■ Problem requirements ■
Below is a block of records; reproduce all of them exactly and leave out any pictures.

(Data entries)

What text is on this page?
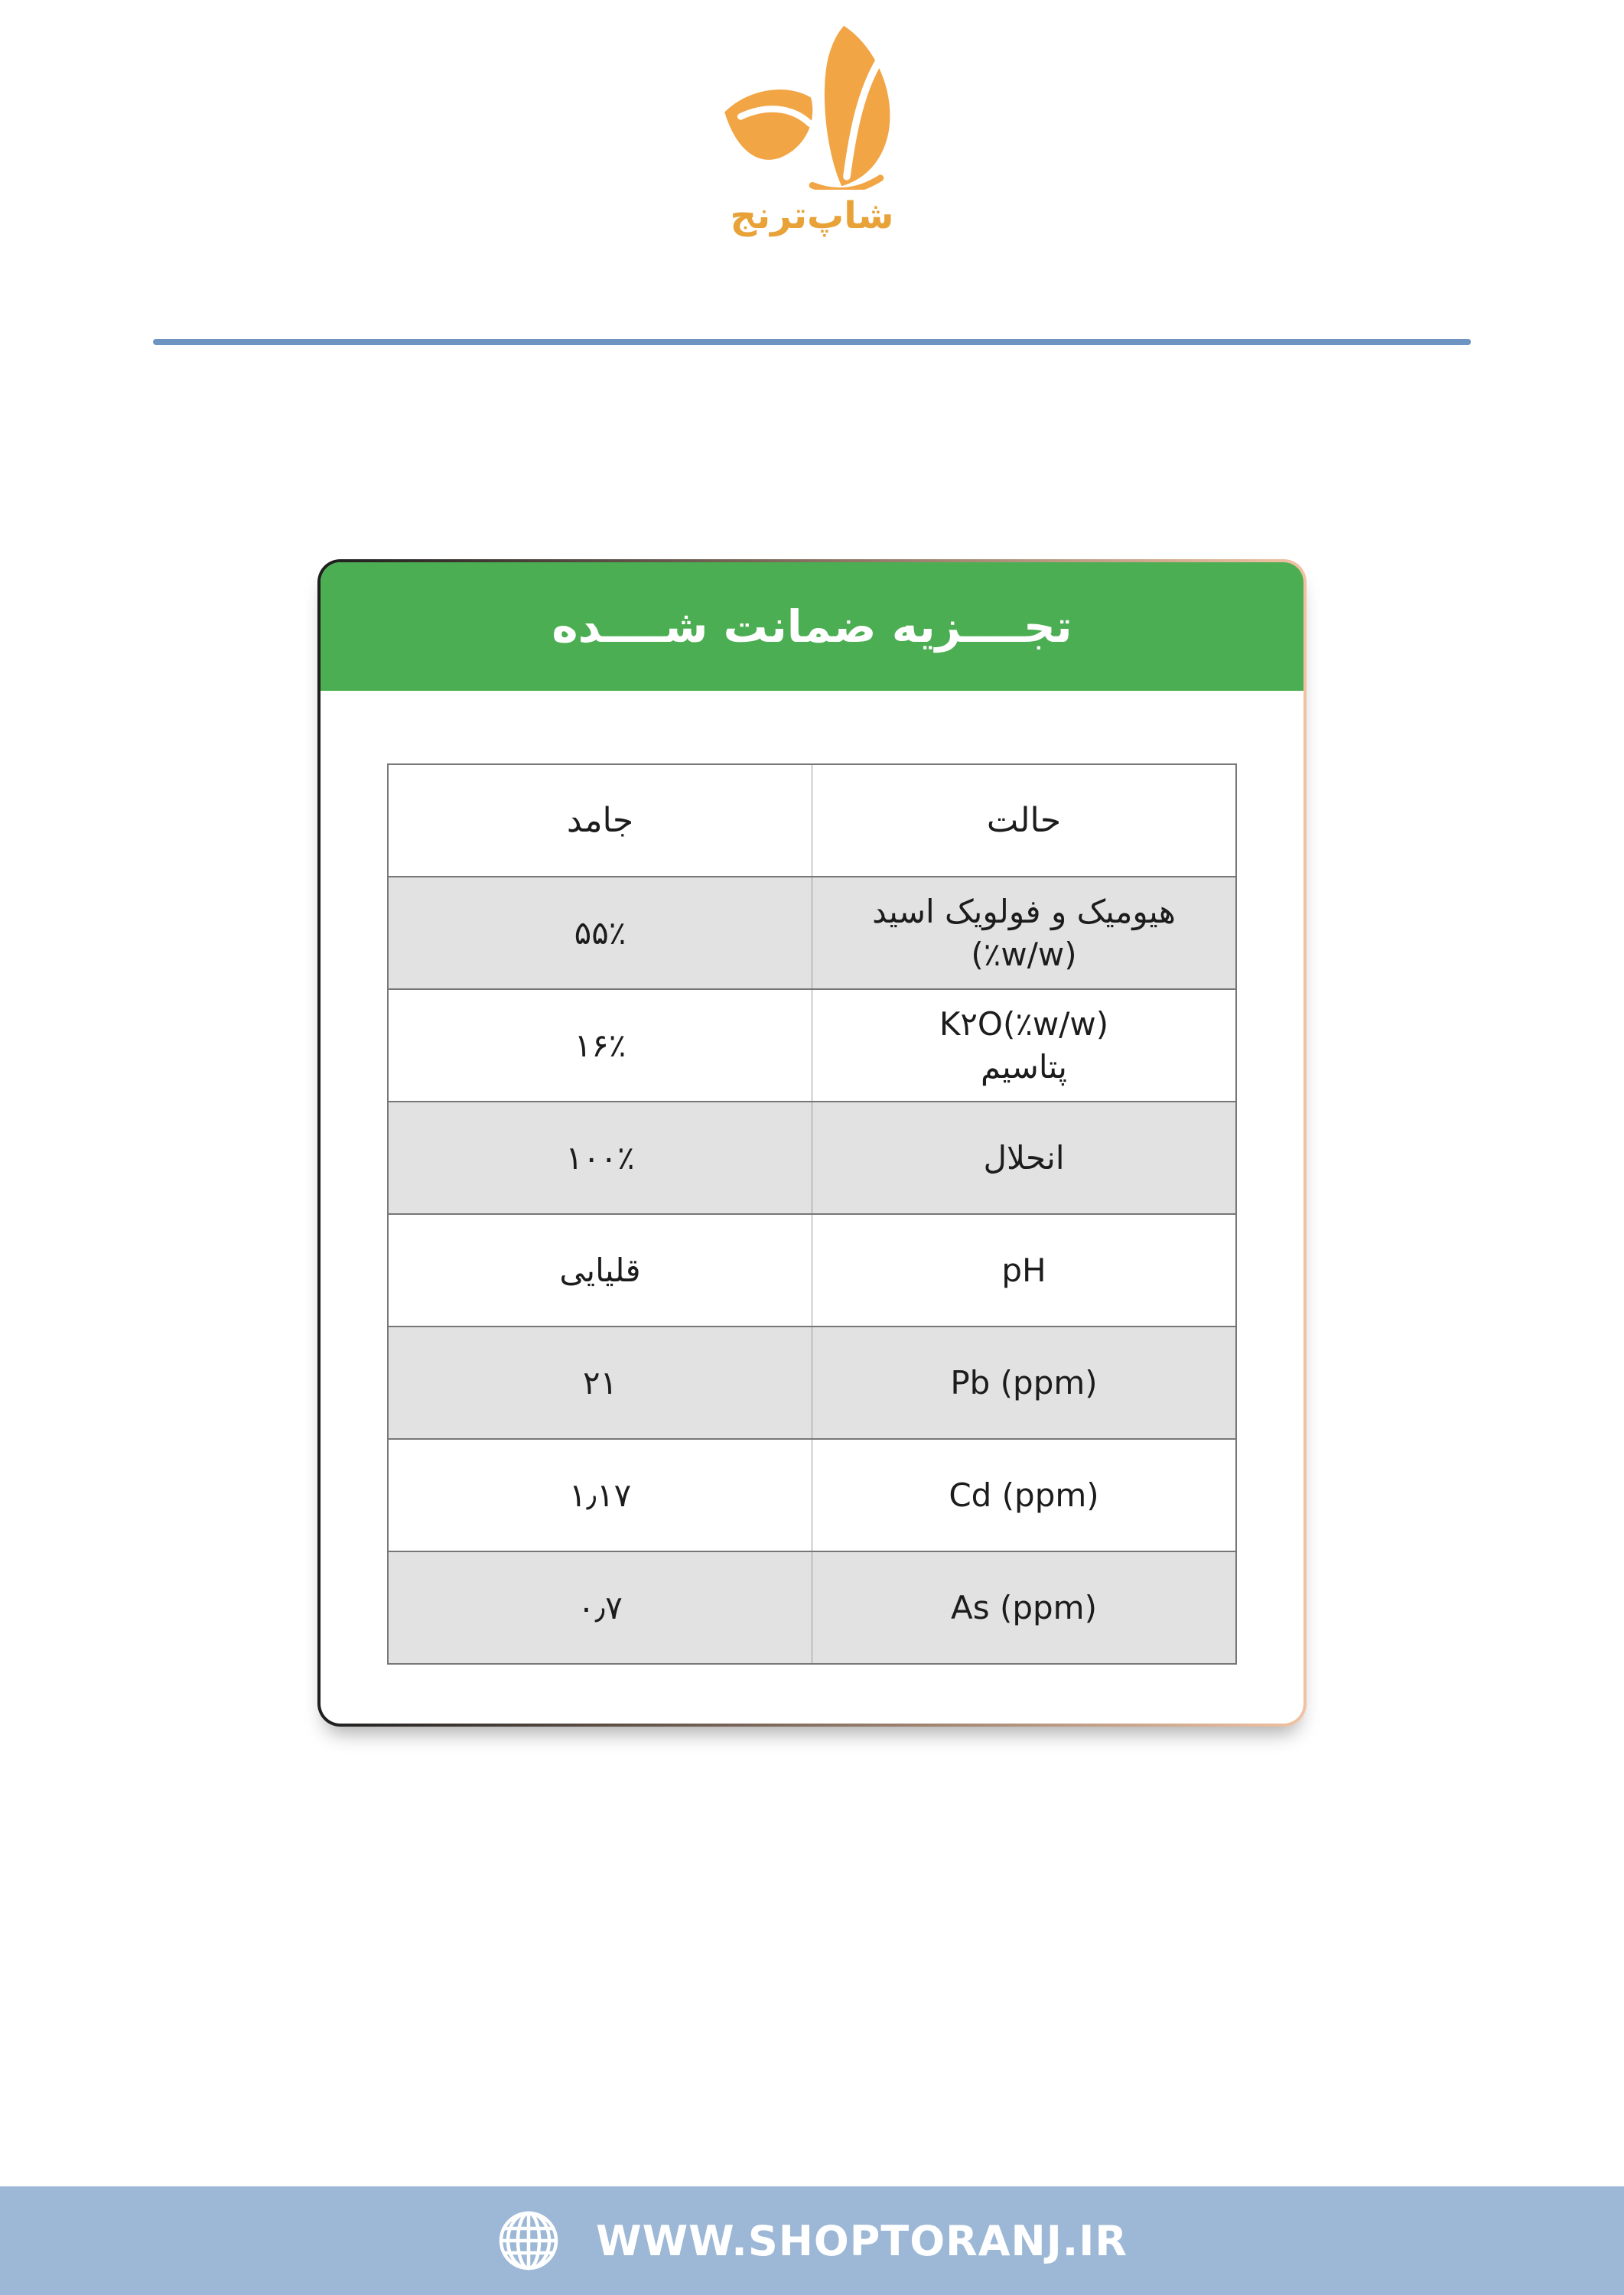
شاپ‌ترنج
تجــــزیه ضمانت شــــده
حالت	جامد

هیومیک و فولویک اسید
(٪w/w)	۵۵٪

K۲O(٪w/w)
پتاسیم	۱۶٪

انحلال	۱۰۰٪

pH	قلیایی

Pb (ppm)	۲۱

Cd (ppm)	۱٫۱۷

As (ppm)	۰٫۷
WWW.SHOPTORANJ.IR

■ Exercise output ■
What text is on this page?
شاپ‌ترنج
تجــــزیه ضمانت شــــده
حالت	جامد

هیومیک و فولویک اسید
(٪w/w)	۵۵٪

K۲O(٪w/w)
پتاسیم	۱۶٪

انحلال	۱۰۰٪

pH	قلیایی

Pb (ppm)	۲۱

Cd (ppm)	۱٫۱۷

As (ppm)	۰٫۷
WWW.SHOPTORANJ.IR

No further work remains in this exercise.